▸ What to do
Every record below is to be retyped exactly, with the pictures left out.

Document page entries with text
- - - - -

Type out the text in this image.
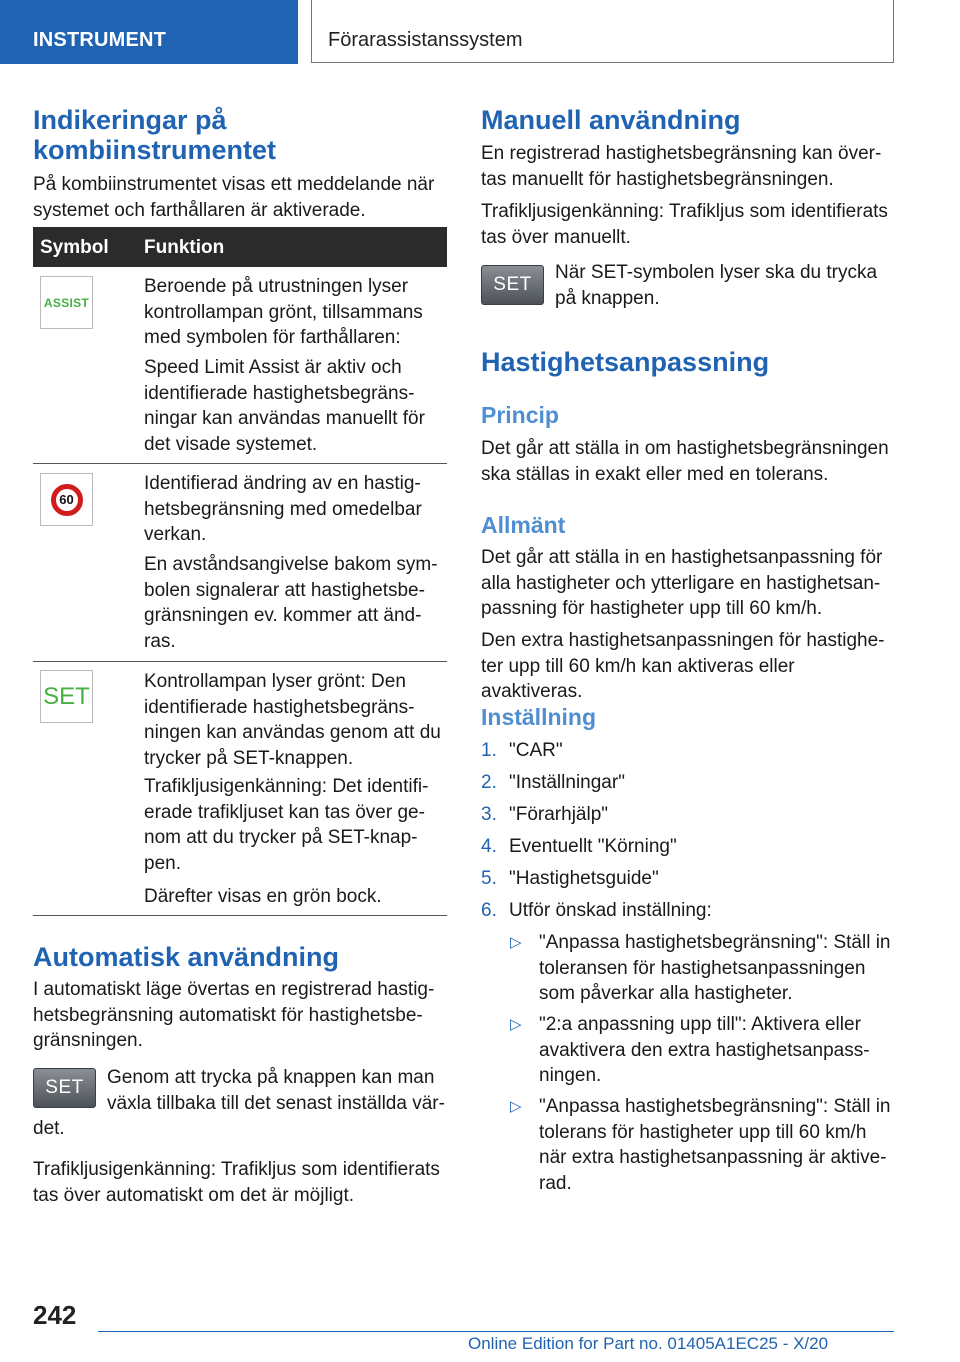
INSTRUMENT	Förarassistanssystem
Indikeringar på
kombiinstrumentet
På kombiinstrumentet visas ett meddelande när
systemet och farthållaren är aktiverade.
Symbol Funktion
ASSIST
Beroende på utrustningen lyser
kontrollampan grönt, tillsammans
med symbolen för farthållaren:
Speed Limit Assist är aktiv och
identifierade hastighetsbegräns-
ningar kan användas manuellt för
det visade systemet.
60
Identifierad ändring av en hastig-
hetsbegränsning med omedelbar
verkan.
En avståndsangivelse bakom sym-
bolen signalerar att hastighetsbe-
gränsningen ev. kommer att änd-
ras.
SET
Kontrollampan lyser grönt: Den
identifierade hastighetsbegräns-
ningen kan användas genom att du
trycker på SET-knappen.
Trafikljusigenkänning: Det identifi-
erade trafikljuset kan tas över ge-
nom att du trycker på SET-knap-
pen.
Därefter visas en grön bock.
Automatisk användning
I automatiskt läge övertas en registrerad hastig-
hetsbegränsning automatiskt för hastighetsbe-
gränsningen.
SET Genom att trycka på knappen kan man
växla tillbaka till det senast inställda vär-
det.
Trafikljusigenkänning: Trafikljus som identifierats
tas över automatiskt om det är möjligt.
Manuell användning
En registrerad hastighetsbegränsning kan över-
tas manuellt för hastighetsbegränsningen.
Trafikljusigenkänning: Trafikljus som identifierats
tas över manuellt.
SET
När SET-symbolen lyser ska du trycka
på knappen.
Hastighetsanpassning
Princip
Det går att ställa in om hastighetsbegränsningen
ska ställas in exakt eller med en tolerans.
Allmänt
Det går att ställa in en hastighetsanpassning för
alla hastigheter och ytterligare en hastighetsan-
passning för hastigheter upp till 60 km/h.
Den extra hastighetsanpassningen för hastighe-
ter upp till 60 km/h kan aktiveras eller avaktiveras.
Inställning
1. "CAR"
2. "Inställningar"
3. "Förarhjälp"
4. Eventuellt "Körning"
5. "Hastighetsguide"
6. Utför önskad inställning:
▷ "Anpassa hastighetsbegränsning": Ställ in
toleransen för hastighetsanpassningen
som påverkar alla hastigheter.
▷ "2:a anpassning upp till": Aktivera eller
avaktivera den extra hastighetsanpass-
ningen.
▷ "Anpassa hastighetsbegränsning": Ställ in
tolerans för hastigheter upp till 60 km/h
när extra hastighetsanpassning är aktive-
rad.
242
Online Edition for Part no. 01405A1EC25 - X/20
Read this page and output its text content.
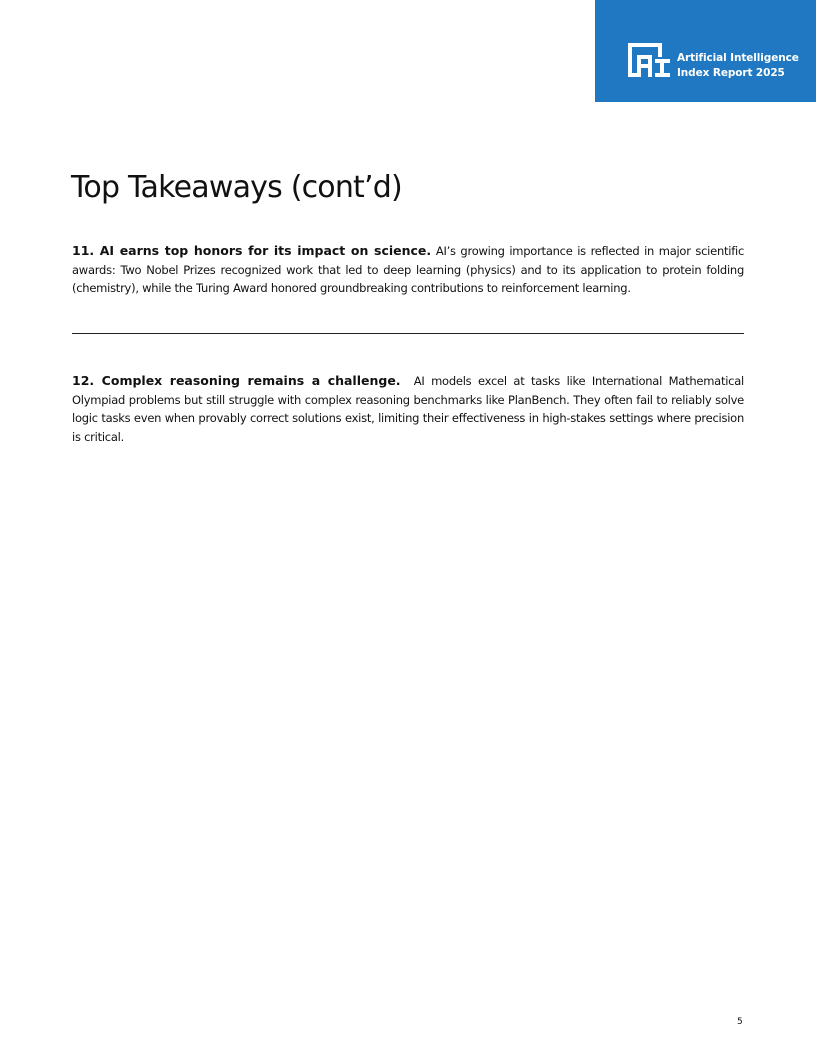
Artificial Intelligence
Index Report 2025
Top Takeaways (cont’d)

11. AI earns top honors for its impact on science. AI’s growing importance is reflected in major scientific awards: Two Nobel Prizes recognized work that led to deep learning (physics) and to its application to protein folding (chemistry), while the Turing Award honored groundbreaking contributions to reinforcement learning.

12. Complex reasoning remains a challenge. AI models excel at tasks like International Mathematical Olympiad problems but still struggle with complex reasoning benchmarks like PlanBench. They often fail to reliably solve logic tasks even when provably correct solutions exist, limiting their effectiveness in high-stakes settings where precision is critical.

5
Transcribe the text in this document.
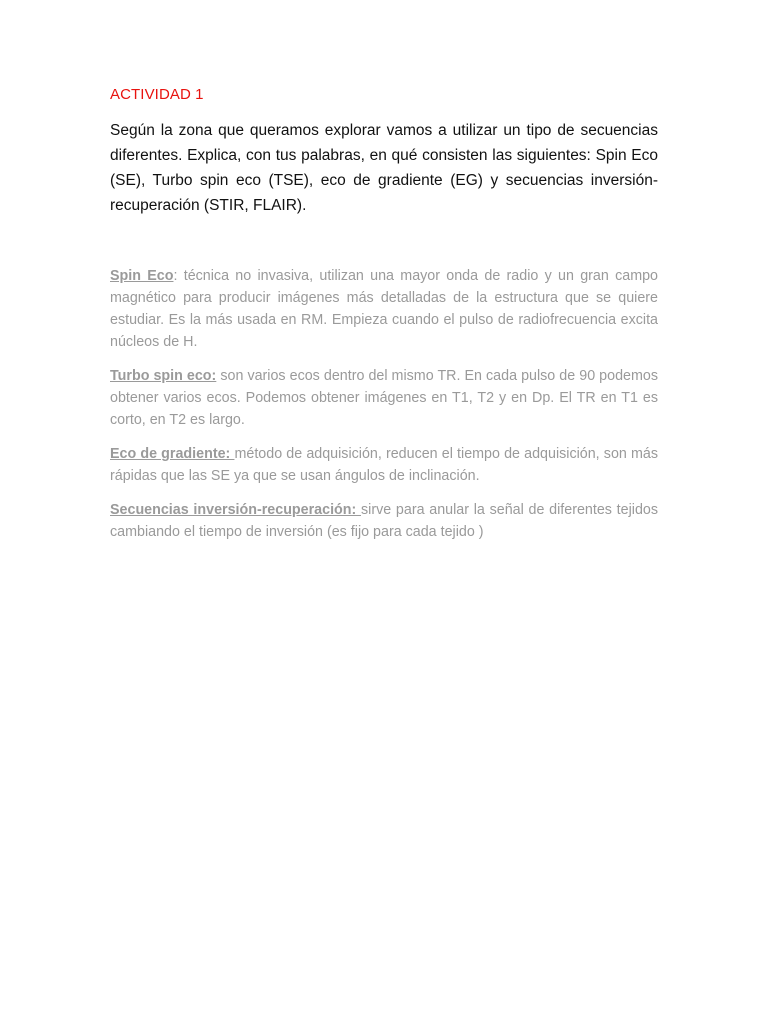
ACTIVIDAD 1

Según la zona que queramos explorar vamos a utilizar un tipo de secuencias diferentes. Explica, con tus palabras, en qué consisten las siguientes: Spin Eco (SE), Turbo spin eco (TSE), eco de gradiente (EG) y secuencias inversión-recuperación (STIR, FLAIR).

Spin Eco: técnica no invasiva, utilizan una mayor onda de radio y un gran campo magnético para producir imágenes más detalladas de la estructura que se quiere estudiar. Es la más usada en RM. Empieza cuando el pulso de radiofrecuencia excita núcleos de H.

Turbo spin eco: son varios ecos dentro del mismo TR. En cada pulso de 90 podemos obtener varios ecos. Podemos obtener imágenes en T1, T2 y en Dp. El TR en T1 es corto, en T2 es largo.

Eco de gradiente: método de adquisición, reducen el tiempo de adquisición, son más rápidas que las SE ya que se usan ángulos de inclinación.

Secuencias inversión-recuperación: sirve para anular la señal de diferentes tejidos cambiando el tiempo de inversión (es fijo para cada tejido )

- - - - -

▸ Answer box
Type out the text in this image.
INSTRUMENT	Förarassistanssystem
Indikeringar på
kombiinstrumentet
På kombiinstrumentet visas ett meddelande när
systemet och farthållaren är aktiverade.
Symbol Funktion
ASSIST
Beroende på utrustningen lyser
kontrollampan grönt, tillsammans
med symbolen för farthållaren:
Speed Limit Assist är aktiv och
identifierade hastighetsbegräns-
ningar kan användas manuellt för
det visade systemet.
60
Identifierad ändring av en hastig-
hetsbegränsning med omedelbar
verkan.
En avståndsangivelse bakom sym-
bolen signalerar att hastighetsbe-
gränsningen ev. kommer att änd-
ras.
SET
Kontrollampan lyser grönt: Den
identifierade hastighetsbegräns-
ningen kan användas genom att du
trycker på SET-knappen.
Trafikljusigenkänning: Det identifi-
erade trafikljuset kan tas över ge-
nom att du trycker på SET-knap-
pen.
Därefter visas en grön bock.
Automatisk användning
I automatiskt läge övertas en registrerad hastig-
hetsbegränsning automatiskt för hastighetsbe-
gränsningen.
SET Genom att trycka på knappen kan man
växla tillbaka till det senast inställda vär-
det.
Trafikljusigenkänning: Trafikljus som identifierats
tas över automatiskt om det är möjligt.
Manuell användning
En registrerad hastighetsbegränsning kan över-
tas manuellt för hastighetsbegränsningen.
Trafikljusigenkänning: Trafikljus som identifierats
tas över manuellt.
SET
När SET-symbolen lyser ska du trycka
på knappen.
Hastighetsanpassning
Princip
Det går att ställa in om hastighetsbegränsningen
ska ställas in exakt eller med en tolerans.
Allmänt
Det går att ställa in en hastighetsanpassning för
alla hastigheter och ytterligare en hastighetsan-
passning för hastigheter upp till 60 km/h.
Den extra hastighetsanpassningen för hastighe-
ter upp till 60 km/h kan aktiveras eller avaktiveras.
Inställning
1. "CAR"
2. "Inställningar"
3. "Förarhjälp"
4. Eventuellt "Körning"
5. "Hastighetsguide"
6. Utför önskad inställning:
▷ "Anpassa hastighetsbegränsning": Ställ in
toleransen för hastighetsanpassningen
som påverkar alla hastigheter.
▷ "2:a anpassning upp till": Aktivera eller
avaktivera den extra hastighetsanpass-
ningen.
▷ "Anpassa hastighetsbegränsning": Ställ in
tolerans för hastigheter upp till 60 km/h
när extra hastighetsanpassning är aktive-
rad.
242
Online Edition for Part no. 01405A1EC25 - X/20
Read this page and output its text content.
Artificial Intelligence
Index Report 2025
Top Takeaways (cont’d)

11. AI earns top honors for its impact on science. AI’s growing importance is reflected in major scientific awards: Two Nobel Prizes recognized work that led to deep learning (physics) and to its application to protein folding (chemistry), while the Turing Award honored groundbreaking contributions to reinforcement learning.

12. Complex reasoning remains a challenge. AI models excel at tasks like International Mathematical Olympiad problems but still struggle with complex reasoning benchmarks like PlanBench. They often fail to reliably solve logic tasks even when provably correct solutions exist, limiting their effectiveness in high-stakes settings where precision is critical.

5
Transcribe the text in this document.
ACTIVIDAD 1

Según la zona que queramos explorar vamos a utilizar un tipo de secuencias diferentes. Explica, con tus palabras, en qué consisten las siguientes: Spin Eco (SE), Turbo spin eco (TSE), eco de gradiente (EG) y secuencias inversión-recuperación (STIR, FLAIR).

Spin Eco: técnica no invasiva, utilizan una mayor onda de radio y un gran campo magnético para producir imágenes más detalladas de la estructura que se quiere estudiar. Es la más usada en RM. Empieza cuando el pulso de radiofrecuencia excita núcleos de H.

Turbo spin eco: son varios ecos dentro del mismo TR. En cada pulso de 90 podemos obtener varios ecos. Podemos obtener imágenes en T1, T2 y en Dp. El TR en T1 es corto, en T2 es largo.

Eco de gradiente: método de adquisición, reducen el tiempo de adquisición, son más rápidas que las SE ya que se usan ángulos de inclinación.

Secuencias inversión-recuperación: sirve para anular la señal de diferentes tejidos cambiando el tiempo de inversión (es fijo para cada tejido )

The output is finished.